Record set
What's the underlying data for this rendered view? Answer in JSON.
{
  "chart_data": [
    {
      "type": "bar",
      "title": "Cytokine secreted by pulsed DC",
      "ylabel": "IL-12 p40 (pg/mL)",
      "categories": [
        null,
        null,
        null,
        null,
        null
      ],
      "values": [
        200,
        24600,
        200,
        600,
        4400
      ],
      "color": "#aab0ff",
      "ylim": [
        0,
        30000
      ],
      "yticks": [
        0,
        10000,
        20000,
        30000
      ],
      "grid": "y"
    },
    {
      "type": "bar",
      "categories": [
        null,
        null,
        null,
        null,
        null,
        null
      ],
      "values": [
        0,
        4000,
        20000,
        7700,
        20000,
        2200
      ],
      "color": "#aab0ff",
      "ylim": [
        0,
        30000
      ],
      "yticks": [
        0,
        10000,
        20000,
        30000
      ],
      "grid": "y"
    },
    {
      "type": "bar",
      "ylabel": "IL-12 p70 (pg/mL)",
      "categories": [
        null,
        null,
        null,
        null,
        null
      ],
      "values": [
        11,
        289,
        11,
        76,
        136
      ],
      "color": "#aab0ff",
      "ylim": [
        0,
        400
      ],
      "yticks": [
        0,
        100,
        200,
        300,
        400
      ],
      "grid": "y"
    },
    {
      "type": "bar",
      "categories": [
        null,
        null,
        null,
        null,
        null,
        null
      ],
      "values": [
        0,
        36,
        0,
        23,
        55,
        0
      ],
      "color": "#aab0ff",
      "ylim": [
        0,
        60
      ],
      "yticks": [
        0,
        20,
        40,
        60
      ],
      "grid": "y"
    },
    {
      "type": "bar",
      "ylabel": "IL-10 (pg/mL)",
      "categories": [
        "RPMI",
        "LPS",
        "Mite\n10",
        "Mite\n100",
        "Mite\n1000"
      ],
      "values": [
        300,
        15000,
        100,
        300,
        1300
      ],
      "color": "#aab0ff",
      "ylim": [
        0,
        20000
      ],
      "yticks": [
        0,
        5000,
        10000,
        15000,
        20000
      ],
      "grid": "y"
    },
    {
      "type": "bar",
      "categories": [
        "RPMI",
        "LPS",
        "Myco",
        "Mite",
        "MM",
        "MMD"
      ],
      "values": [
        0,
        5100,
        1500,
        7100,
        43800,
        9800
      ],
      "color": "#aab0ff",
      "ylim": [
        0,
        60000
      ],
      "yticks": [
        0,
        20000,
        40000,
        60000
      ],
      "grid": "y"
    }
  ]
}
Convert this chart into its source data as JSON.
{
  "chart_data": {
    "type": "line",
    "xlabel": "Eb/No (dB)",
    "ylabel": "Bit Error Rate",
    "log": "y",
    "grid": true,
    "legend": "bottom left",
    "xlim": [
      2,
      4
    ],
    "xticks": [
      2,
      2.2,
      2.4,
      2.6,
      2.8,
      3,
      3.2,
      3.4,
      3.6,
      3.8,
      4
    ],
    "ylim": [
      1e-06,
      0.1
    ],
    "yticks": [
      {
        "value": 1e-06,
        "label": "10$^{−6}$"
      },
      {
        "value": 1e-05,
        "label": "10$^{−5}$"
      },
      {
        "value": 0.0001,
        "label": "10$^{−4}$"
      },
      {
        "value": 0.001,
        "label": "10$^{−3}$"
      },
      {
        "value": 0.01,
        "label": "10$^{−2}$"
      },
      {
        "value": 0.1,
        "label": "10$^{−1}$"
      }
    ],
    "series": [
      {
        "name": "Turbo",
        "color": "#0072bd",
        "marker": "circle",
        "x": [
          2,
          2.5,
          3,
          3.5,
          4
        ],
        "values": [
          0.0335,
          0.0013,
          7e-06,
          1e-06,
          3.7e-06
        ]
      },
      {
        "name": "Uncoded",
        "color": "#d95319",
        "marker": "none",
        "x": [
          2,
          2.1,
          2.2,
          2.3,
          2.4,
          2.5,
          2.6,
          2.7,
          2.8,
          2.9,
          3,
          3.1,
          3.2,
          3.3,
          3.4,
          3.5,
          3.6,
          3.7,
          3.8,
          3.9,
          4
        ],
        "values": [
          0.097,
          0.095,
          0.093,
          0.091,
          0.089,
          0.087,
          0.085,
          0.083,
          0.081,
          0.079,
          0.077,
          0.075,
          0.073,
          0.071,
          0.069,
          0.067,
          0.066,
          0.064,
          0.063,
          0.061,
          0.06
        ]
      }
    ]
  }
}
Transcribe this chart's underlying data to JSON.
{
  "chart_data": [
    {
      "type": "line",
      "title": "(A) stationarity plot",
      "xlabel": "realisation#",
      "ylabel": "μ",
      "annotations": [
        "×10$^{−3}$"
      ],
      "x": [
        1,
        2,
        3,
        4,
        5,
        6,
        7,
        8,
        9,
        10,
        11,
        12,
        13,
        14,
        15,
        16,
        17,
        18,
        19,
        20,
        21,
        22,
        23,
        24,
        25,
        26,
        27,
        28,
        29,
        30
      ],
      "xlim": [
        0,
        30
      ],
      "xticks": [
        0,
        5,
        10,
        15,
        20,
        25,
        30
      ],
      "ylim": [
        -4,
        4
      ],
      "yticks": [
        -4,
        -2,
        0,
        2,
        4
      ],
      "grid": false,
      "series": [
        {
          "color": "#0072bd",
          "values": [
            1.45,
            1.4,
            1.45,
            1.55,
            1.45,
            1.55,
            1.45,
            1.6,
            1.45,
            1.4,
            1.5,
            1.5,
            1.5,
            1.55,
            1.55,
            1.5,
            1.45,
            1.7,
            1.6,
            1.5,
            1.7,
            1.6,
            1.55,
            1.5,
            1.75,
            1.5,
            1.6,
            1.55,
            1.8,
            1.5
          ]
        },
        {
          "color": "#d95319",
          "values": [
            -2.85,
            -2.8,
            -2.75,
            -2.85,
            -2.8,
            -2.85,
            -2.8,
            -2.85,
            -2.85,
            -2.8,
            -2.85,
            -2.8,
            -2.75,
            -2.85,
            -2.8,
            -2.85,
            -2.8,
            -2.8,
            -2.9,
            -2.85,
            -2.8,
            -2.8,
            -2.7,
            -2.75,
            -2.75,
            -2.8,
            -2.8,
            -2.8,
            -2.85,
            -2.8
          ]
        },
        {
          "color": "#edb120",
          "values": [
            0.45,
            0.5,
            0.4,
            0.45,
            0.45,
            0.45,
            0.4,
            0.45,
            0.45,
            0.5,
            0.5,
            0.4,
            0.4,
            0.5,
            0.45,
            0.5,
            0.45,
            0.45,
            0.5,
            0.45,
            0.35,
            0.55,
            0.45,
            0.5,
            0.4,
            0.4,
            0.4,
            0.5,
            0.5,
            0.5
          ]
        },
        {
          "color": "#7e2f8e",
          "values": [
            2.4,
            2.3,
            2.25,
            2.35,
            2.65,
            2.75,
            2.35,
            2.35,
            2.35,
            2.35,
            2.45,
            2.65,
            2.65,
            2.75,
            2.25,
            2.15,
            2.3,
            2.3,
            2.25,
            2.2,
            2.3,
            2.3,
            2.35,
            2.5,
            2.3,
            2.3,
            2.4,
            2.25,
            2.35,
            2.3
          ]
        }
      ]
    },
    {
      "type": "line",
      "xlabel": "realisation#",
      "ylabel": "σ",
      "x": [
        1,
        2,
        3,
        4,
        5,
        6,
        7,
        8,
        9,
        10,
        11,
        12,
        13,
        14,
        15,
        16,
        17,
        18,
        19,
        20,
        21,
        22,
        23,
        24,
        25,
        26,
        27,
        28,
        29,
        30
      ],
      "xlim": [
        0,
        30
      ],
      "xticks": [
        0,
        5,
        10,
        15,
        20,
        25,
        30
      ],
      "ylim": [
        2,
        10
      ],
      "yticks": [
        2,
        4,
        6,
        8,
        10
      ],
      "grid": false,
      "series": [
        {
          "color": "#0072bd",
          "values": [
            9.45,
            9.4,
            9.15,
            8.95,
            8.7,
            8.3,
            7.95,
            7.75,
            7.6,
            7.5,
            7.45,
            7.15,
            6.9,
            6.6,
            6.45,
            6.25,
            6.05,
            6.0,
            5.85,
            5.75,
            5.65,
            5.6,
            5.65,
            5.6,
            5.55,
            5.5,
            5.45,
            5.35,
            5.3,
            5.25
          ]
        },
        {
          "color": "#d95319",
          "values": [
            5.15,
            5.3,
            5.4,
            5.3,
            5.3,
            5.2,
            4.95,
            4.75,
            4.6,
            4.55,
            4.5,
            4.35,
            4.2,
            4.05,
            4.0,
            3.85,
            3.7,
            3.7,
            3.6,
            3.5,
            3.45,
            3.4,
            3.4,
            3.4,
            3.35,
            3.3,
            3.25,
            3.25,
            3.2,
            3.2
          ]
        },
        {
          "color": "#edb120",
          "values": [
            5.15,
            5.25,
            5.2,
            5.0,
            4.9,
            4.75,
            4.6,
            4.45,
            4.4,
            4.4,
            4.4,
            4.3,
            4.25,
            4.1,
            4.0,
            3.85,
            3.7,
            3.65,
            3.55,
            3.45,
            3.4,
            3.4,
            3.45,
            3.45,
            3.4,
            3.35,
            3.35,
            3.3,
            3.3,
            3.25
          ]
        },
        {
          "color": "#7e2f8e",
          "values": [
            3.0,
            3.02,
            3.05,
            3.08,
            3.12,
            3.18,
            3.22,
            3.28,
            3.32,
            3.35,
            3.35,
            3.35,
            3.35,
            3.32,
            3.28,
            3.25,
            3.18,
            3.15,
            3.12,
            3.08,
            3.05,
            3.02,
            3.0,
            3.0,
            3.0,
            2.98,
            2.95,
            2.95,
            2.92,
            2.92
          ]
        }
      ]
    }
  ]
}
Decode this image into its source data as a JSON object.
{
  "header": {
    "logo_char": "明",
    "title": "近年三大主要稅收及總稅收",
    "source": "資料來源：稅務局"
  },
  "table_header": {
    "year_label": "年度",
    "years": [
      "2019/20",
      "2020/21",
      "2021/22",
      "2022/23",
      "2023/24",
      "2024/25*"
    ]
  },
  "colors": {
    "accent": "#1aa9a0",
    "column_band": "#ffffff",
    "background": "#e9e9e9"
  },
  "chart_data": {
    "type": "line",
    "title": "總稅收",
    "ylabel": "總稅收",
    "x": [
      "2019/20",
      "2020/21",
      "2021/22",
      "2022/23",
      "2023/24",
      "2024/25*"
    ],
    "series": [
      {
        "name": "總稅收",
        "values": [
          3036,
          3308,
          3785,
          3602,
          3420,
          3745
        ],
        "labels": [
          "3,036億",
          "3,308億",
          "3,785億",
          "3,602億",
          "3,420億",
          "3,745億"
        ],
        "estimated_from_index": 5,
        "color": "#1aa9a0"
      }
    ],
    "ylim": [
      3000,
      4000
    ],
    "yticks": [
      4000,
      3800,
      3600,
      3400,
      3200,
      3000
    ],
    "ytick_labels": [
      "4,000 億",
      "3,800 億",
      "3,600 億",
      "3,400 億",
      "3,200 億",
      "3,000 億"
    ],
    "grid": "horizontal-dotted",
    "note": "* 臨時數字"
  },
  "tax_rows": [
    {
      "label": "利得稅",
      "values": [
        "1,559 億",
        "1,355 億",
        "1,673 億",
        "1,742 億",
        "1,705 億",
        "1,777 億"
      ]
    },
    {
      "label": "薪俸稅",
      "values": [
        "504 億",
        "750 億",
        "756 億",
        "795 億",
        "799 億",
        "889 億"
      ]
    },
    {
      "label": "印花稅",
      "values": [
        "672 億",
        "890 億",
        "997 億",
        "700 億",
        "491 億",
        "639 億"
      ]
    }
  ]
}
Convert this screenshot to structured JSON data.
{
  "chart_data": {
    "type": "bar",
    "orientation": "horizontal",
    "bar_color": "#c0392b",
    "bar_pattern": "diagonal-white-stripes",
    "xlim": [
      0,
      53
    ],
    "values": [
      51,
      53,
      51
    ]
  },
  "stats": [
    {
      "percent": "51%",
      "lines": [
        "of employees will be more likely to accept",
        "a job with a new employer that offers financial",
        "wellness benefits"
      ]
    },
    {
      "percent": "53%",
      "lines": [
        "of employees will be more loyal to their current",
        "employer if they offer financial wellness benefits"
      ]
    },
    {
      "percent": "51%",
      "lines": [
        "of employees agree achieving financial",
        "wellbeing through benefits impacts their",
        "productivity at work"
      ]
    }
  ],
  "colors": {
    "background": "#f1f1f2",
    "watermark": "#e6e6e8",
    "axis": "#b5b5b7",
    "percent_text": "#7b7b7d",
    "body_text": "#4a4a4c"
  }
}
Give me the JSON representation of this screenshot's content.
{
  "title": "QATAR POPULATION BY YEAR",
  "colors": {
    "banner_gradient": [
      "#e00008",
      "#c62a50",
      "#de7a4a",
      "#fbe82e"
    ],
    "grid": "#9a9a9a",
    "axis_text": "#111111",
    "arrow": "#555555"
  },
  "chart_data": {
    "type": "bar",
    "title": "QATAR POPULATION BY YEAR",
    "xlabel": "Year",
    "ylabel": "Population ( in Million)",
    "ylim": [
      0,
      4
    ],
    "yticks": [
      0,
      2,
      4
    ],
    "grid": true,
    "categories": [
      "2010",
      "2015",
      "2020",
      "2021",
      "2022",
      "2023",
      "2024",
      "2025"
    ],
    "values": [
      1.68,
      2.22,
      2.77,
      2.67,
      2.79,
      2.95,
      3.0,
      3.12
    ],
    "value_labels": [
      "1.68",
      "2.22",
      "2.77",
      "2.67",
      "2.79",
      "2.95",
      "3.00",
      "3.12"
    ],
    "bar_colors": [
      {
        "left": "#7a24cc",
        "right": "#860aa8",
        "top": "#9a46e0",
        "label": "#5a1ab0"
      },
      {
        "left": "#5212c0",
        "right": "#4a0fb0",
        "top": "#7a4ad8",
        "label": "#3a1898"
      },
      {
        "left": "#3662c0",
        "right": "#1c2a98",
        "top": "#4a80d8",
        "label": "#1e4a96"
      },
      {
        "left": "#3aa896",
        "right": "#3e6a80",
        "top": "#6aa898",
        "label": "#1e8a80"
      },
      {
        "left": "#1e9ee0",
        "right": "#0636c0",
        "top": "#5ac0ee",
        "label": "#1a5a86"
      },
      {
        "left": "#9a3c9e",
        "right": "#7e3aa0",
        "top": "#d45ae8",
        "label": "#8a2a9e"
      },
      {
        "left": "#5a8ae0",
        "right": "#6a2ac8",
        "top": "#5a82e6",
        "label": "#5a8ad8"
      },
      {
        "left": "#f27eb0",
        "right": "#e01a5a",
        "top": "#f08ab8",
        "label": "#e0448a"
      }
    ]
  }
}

Short task
Scan the listing above for the word "their" and copy every line that holds it.

Expected output
        "of employees will be more loyal to their current",
        "wellbeing through benefits impacts their",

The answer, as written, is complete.